§ **Exercise requirements**: Please transcribe the data below exactly. Leave the pictures out.

§ **Dataset content**:
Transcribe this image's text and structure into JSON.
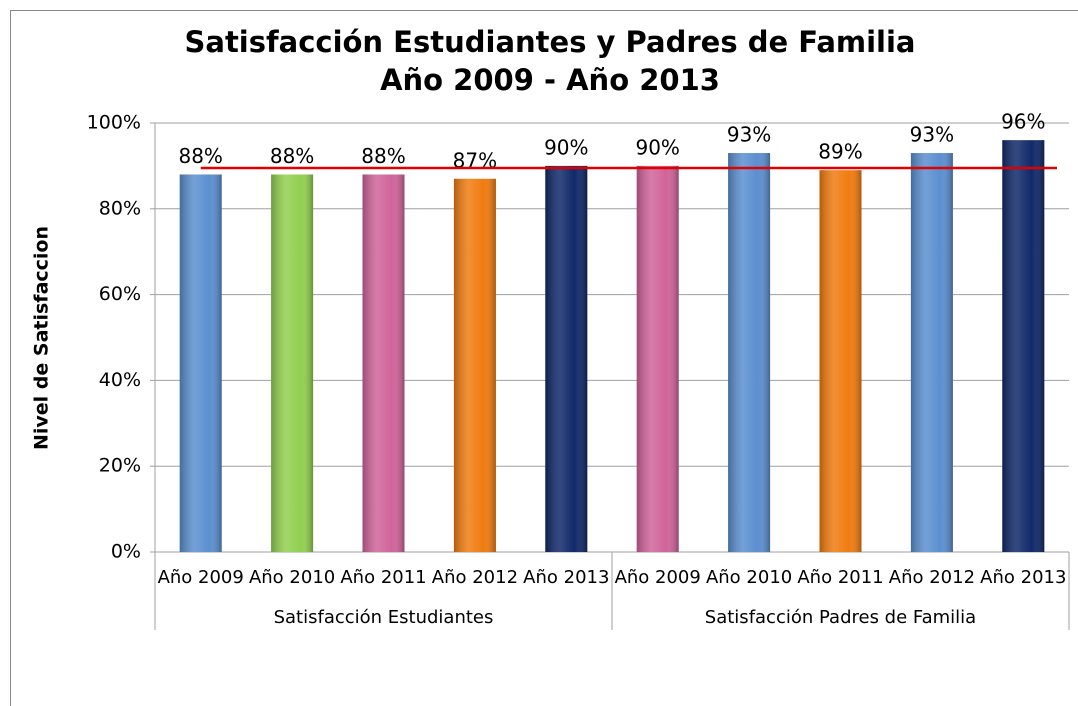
{
  "chart_data": {
    "type": "bar",
    "title": [
      "Satisfacción Estudiantes y Padres de Familia",
      "Año 2009 - Año 2013"
    ],
    "y_label": "Nivel de Satisfaccion",
    "categories": [
      "Año 2009",
      "Año 2010",
      "Año 2011",
      "Año 2012",
      "Año 2013",
      "Año 2009",
      "Año 2010",
      "Año 2011",
      "Año 2012",
      "Año 2013"
    ],
    "groups": [
      {
        "name": "Satisfacción Estudiantes",
        "count": 5
      },
      {
        "name": "Satisfacción Padres de Familia",
        "count": 5
      }
    ],
    "values": [
      88,
      88,
      88,
      87,
      90,
      90,
      93,
      89,
      93,
      96
    ],
    "value_labels": [
      "88%",
      "88%",
      "88%",
      "87%",
      "90%",
      "90%",
      "93%",
      "89%",
      "93%",
      "96%"
    ],
    "colors": [
      "#5b8fd0",
      "#92d050",
      "#d0649a",
      "#f07c10",
      "#10296a",
      "#d0649a",
      "#5b8fd0",
      "#f07c10",
      "#5b8fd0",
      "#10296a"
    ],
    "target_line": {
      "value": 89.5,
      "color": "#e00000"
    },
    "ylim": [
      0,
      100
    ],
    "yticks": [
      {
        "value": 0,
        "label": "0%"
      },
      {
        "value": 20,
        "label": "20%"
      },
      {
        "value": 40,
        "label": "40%"
      },
      {
        "value": 60,
        "label": "60%"
      },
      {
        "value": 80,
        "label": "80%"
      },
      {
        "value": 100,
        "label": "100%"
      }
    ],
    "grid": true
  }
}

§ **Output below**:
Transcribe this image's text and structure into JSON.
{
  "chart_data": {
    "type": "bar",
    "title": [
      "Satisfacción Estudiantes y Padres de Familia",
      "Año 2009 - Año 2013"
    ],
    "y_label": "Nivel de Satisfaccion",
    "categories": [
      "Año 2009",
      "Año 2010",
      "Año 2011",
      "Año 2012",
      "Año 2013",
      "Año 2009",
      "Año 2010",
      "Año 2011",
      "Año 2012",
      "Año 2013"
    ],
    "groups": [
      {
        "name": "Satisfacción Estudiantes",
        "count": 5
      },
      {
        "name": "Satisfacción Padres de Familia",
        "count": 5
      }
    ],
    "values": [
      88,
      88,
      88,
      87,
      90,
      90,
      93,
      89,
      93,
      96
    ],
    "value_labels": [
      "88%",
      "88%",
      "88%",
      "87%",
      "90%",
      "90%",
      "93%",
      "89%",
      "93%",
      "96%"
    ],
    "colors": [
      "#5b8fd0",
      "#92d050",
      "#d0649a",
      "#f07c10",
      "#10296a",
      "#d0649a",
      "#5b8fd0",
      "#f07c10",
      "#5b8fd0",
      "#10296a"
    ],
    "target_line": {
      "value": 89.5,
      "color": "#e00000"
    },
    "ylim": [
      0,
      100
    ],
    "yticks": [
      {
        "value": 0,
        "label": "0%"
      },
      {
        "value": 20,
        "label": "20%"
      },
      {
        "value": 40,
        "label": "40%"
      },
      {
        "value": 60,
        "label": "60%"
      },
      {
        "value": 80,
        "label": "80%"
      },
      {
        "value": 100,
        "label": "100%"
      }
    ],
    "grid": true
  }
}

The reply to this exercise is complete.